Task prompt
The data below must be copied in full and without any change.

Material provided
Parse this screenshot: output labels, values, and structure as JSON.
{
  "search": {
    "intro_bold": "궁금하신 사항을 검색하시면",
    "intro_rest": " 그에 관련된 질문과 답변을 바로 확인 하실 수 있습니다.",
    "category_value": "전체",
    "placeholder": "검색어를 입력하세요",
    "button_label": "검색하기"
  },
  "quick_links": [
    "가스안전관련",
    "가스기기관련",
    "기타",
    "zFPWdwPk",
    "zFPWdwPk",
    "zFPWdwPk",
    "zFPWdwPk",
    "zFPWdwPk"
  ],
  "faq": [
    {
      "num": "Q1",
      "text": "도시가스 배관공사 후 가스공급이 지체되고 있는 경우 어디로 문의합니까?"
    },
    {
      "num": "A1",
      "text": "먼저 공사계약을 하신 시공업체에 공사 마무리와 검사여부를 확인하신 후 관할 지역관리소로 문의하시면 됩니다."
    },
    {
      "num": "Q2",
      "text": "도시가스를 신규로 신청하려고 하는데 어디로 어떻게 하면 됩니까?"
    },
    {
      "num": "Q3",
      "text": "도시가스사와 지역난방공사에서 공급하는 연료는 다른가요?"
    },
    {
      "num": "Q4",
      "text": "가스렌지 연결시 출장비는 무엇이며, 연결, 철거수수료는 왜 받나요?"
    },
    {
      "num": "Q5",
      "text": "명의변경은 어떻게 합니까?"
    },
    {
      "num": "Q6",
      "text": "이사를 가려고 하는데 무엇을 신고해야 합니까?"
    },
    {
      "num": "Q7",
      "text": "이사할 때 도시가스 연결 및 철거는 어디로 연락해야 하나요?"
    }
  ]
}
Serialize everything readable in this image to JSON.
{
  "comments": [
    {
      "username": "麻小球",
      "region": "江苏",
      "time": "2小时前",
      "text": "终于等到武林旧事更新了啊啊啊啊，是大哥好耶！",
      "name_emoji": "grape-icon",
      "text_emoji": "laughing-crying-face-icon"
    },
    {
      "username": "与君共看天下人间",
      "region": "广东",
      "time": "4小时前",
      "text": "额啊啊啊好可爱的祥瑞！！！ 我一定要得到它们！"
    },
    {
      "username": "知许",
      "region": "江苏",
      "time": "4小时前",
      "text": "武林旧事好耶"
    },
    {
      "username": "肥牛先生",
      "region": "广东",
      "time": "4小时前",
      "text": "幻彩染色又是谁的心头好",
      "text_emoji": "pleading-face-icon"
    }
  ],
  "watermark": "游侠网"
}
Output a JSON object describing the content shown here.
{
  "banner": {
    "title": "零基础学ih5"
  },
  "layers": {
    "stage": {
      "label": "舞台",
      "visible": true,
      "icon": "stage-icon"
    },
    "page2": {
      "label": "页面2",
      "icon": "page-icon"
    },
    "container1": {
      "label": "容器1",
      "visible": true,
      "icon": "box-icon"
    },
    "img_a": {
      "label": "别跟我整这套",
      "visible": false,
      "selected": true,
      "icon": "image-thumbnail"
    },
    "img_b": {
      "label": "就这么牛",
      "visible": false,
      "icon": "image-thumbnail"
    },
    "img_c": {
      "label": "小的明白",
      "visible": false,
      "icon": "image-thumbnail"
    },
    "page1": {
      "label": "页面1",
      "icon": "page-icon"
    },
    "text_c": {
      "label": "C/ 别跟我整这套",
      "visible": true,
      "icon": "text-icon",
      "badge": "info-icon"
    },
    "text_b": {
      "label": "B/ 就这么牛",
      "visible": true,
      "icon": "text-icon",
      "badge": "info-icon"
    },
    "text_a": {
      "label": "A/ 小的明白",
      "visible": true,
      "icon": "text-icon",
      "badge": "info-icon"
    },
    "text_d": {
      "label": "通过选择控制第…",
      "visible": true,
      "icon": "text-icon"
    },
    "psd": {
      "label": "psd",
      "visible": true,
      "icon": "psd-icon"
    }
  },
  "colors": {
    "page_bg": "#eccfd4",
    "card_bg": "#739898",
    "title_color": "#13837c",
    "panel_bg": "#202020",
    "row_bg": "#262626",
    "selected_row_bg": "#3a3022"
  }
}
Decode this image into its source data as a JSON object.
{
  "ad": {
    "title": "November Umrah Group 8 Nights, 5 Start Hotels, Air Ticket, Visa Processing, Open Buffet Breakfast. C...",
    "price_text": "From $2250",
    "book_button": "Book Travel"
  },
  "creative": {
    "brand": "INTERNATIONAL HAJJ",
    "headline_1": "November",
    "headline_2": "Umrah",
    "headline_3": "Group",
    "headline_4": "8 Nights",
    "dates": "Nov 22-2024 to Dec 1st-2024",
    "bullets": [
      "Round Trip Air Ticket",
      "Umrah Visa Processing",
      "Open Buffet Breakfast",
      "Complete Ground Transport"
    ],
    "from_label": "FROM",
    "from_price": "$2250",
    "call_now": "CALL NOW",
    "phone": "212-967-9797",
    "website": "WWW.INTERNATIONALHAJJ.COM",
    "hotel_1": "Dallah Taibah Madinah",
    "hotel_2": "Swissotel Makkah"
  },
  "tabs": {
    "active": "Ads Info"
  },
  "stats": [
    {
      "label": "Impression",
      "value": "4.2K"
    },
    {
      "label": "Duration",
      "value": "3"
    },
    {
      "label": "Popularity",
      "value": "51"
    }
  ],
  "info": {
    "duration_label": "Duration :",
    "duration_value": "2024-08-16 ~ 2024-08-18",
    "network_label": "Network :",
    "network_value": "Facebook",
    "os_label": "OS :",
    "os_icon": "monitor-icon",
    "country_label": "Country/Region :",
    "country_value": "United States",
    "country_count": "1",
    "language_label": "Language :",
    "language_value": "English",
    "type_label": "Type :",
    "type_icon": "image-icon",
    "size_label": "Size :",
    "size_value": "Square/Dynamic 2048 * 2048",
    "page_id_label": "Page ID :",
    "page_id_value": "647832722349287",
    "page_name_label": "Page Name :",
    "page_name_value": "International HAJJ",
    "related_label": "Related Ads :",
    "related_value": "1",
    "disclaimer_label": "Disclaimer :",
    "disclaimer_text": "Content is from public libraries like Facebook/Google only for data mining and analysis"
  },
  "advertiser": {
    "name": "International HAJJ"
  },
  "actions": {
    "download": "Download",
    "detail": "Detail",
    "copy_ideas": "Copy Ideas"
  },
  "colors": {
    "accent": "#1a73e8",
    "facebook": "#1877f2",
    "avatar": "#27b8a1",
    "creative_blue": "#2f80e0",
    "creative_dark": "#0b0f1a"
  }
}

Worked solution
Parse this screenshot: output labels, values, and structure as JSON.
{
  "search": {
    "intro_bold": "궁금하신 사항을 검색하시면",
    "intro_rest": " 그에 관련된 질문과 답변을 바로 확인 하실 수 있습니다.",
    "category_value": "전체",
    "placeholder": "검색어를 입력하세요",
    "button_label": "검색하기"
  },
  "quick_links": [
    "가스안전관련",
    "가스기기관련",
    "기타",
    "zFPWdwPk",
    "zFPWdwPk",
    "zFPWdwPk",
    "zFPWdwPk",
    "zFPWdwPk"
  ],
  "faq": [
    {
      "num": "Q1",
      "text": "도시가스 배관공사 후 가스공급이 지체되고 있는 경우 어디로 문의합니까?"
    },
    {
      "num": "A1",
      "text": "먼저 공사계약을 하신 시공업체에 공사 마무리와 검사여부를 확인하신 후 관할 지역관리소로 문의하시면 됩니다."
    },
    {
      "num": "Q2",
      "text": "도시가스를 신규로 신청하려고 하는데 어디로 어떻게 하면 됩니까?"
    },
    {
      "num": "Q3",
      "text": "도시가스사와 지역난방공사에서 공급하는 연료는 다른가요?"
    },
    {
      "num": "Q4",
      "text": "가스렌지 연결시 출장비는 무엇이며, 연결, 철거수수료는 왜 받나요?"
    },
    {
      "num": "Q5",
      "text": "명의변경은 어떻게 합니까?"
    },
    {
      "num": "Q6",
      "text": "이사를 가려고 하는데 무엇을 신고해야 합니까?"
    },
    {
      "num": "Q7",
      "text": "이사할 때 도시가스 연결 및 철거는 어디로 연락해야 하나요?"
    }
  ]
}
Serialize everything readable in this image to JSON.
{
  "comments": [
    {
      "username": "麻小球",
      "region": "江苏",
      "time": "2小时前",
      "text": "终于等到武林旧事更新了啊啊啊啊，是大哥好耶！",
      "name_emoji": "grape-icon",
      "text_emoji": "laughing-crying-face-icon"
    },
    {
      "username": "与君共看天下人间",
      "region": "广东",
      "time": "4小时前",
      "text": "额啊啊啊好可爱的祥瑞！！！ 我一定要得到它们！"
    },
    {
      "username": "知许",
      "region": "江苏",
      "time": "4小时前",
      "text": "武林旧事好耶"
    },
    {
      "username": "肥牛先生",
      "region": "广东",
      "time": "4小时前",
      "text": "幻彩染色又是谁的心头好",
      "text_emoji": "pleading-face-icon"
    }
  ],
  "watermark": "游侠网"
}
Output a JSON object describing the content shown here.
{
  "banner": {
    "title": "零基础学ih5"
  },
  "layers": {
    "stage": {
      "label": "舞台",
      "visible": true,
      "icon": "stage-icon"
    },
    "page2": {
      "label": "页面2",
      "icon": "page-icon"
    },
    "container1": {
      "label": "容器1",
      "visible": true,
      "icon": "box-icon"
    },
    "img_a": {
      "label": "别跟我整这套",
      "visible": false,
      "selected": true,
      "icon": "image-thumbnail"
    },
    "img_b": {
      "label": "就这么牛",
      "visible": false,
      "icon": "image-thumbnail"
    },
    "img_c": {
      "label": "小的明白",
      "visible": false,
      "icon": "image-thumbnail"
    },
    "page1": {
      "label": "页面1",
      "icon": "page-icon"
    },
    "text_c": {
      "label": "C/ 别跟我整这套",
      "visible": true,
      "icon": "text-icon",
      "badge": "info-icon"
    },
    "text_b": {
      "label": "B/ 就这么牛",
      "visible": true,
      "icon": "text-icon",
      "badge": "info-icon"
    },
    "text_a": {
      "label": "A/ 小的明白",
      "visible": true,
      "icon": "text-icon",
      "badge": "info-icon"
    },
    "text_d": {
      "label": "通过选择控制第…",
      "visible": true,
      "icon": "text-icon"
    },
    "psd": {
      "label": "psd",
      "visible": true,
      "icon": "psd-icon"
    }
  },
  "colors": {
    "page_bg": "#eccfd4",
    "card_bg": "#739898",
    "title_color": "#13837c",
    "panel_bg": "#202020",
    "row_bg": "#262626",
    "selected_row_bg": "#3a3022"
  }
}
Decode this image into its source data as a JSON object.
{
  "ad": {
    "title": "November Umrah Group 8 Nights, 5 Start Hotels, Air Ticket, Visa Processing, Open Buffet Breakfast. C...",
    "price_text": "From $2250",
    "book_button": "Book Travel"
  },
  "creative": {
    "brand": "INTERNATIONAL HAJJ",
    "headline_1": "November",
    "headline_2": "Umrah",
    "headline_3": "Group",
    "headline_4": "8 Nights",
    "dates": "Nov 22-2024 to Dec 1st-2024",
    "bullets": [
      "Round Trip Air Ticket",
      "Umrah Visa Processing",
      "Open Buffet Breakfast",
      "Complete Ground Transport"
    ],
    "from_label": "FROM",
    "from_price": "$2250",
    "call_now": "CALL NOW",
    "phone": "212-967-9797",
    "website": "WWW.INTERNATIONALHAJJ.COM",
    "hotel_1": "Dallah Taibah Madinah",
    "hotel_2": "Swissotel Makkah"
  },
  "tabs": {
    "active": "Ads Info"
  },
  "stats": [
    {
      "label": "Impression",
      "value": "4.2K"
    },
    {
      "label": "Duration",
      "value": "3"
    },
    {
      "label": "Popularity",
      "value": "51"
    }
  ],
  "info": {
    "duration_label": "Duration :",
    "duration_value": "2024-08-16 ~ 2024-08-18",
    "network_label": "Network :",
    "network_value": "Facebook",
    "os_label": "OS :",
    "os_icon": "monitor-icon",
    "country_label": "Country/Region :",
    "country_value": "United States",
    "country_count": "1",
    "language_label": "Language :",
    "language_value": "English",
    "type_label": "Type :",
    "type_icon": "image-icon",
    "size_label": "Size :",
    "size_value": "Square/Dynamic 2048 * 2048",
    "page_id_label": "Page ID :",
    "page_id_value": "647832722349287",
    "page_name_label": "Page Name :",
    "page_name_value": "International HAJJ",
    "related_label": "Related Ads :",
    "related_value": "1",
    "disclaimer_label": "Disclaimer :",
    "disclaimer_text": "Content is from public libraries like Facebook/Google only for data mining and analysis"
  },
  "advertiser": {
    "name": "International HAJJ"
  },
  "actions": {
    "download": "Download",
    "detail": "Detail",
    "copy_ideas": "Copy Ideas"
  },
  "colors": {
    "accent": "#1a73e8",
    "facebook": "#1877f2",
    "avatar": "#27b8a1",
    "creative_blue": "#2f80e0",
    "creative_dark": "#0b0f1a"
  }
}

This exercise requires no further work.